### WHAT IS EXPECTED
Set down each line of the data below exactly as it stands, dropping the pictures.

○ ○ ○

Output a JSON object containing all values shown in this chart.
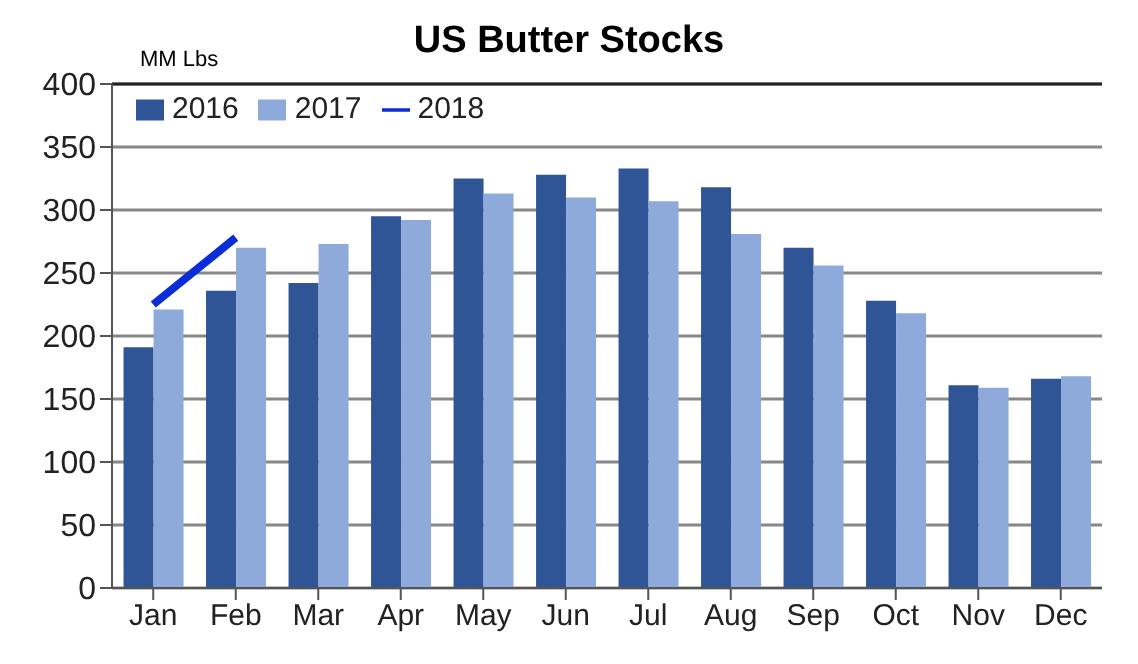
{
  "chart_data": {
    "type": "bar",
    "title": "US Butter Stocks",
    "ylabel": "MM Lbs",
    "categories": [
      "Jan",
      "Feb",
      "Mar",
      "Apr",
      "May",
      "Jun",
      "Jul",
      "Aug",
      "Sep",
      "Oct",
      "Nov",
      "Dec"
    ],
    "series": [
      {
        "name": "2016",
        "color": "#2f5597",
        "values": [
          191,
          236,
          242,
          295,
          325,
          328,
          333,
          318,
          270,
          228,
          161,
          166
        ]
      },
      {
        "name": "2017",
        "color": "#8eaadb",
        "values": [
          221,
          270,
          273,
          292,
          313,
          310,
          307,
          281,
          256,
          218,
          159,
          168
        ]
      },
      {
        "name": "2018",
        "type": "line",
        "color": "#0a2ed6",
        "values": [
          225,
          278,
          null,
          null,
          null,
          null,
          null,
          null,
          null,
          null,
          null,
          null
        ]
      }
    ],
    "ylim": [
      0,
      400
    ],
    "yticks": [
      0,
      50,
      100,
      150,
      200,
      250,
      300,
      350,
      400
    ],
    "grid": "y",
    "legend": "top left",
    "marker": "none"
  }
}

○ ○ ○

### SOLUTION FOR THIS PROBLEM
Output a JSON object containing all values shown in this chart.
{
  "chart_data": {
    "type": "bar",
    "title": "US Butter Stocks",
    "ylabel": "MM Lbs",
    "categories": [
      "Jan",
      "Feb",
      "Mar",
      "Apr",
      "May",
      "Jun",
      "Jul",
      "Aug",
      "Sep",
      "Oct",
      "Nov",
      "Dec"
    ],
    "series": [
      {
        "name": "2016",
        "color": "#2f5597",
        "values": [
          191,
          236,
          242,
          295,
          325,
          328,
          333,
          318,
          270,
          228,
          161,
          166
        ]
      },
      {
        "name": "2017",
        "color": "#8eaadb",
        "values": [
          221,
          270,
          273,
          292,
          313,
          310,
          307,
          281,
          256,
          218,
          159,
          168
        ]
      },
      {
        "name": "2018",
        "type": "line",
        "color": "#0a2ed6",
        "values": [
          225,
          278,
          null,
          null,
          null,
          null,
          null,
          null,
          null,
          null,
          null,
          null
        ]
      }
    ],
    "ylim": [
      0,
      400
    ],
    "yticks": [
      0,
      50,
      100,
      150,
      200,
      250,
      300,
      350,
      400
    ],
    "grid": "y",
    "legend": "top left",
    "marker": "none"
  }
}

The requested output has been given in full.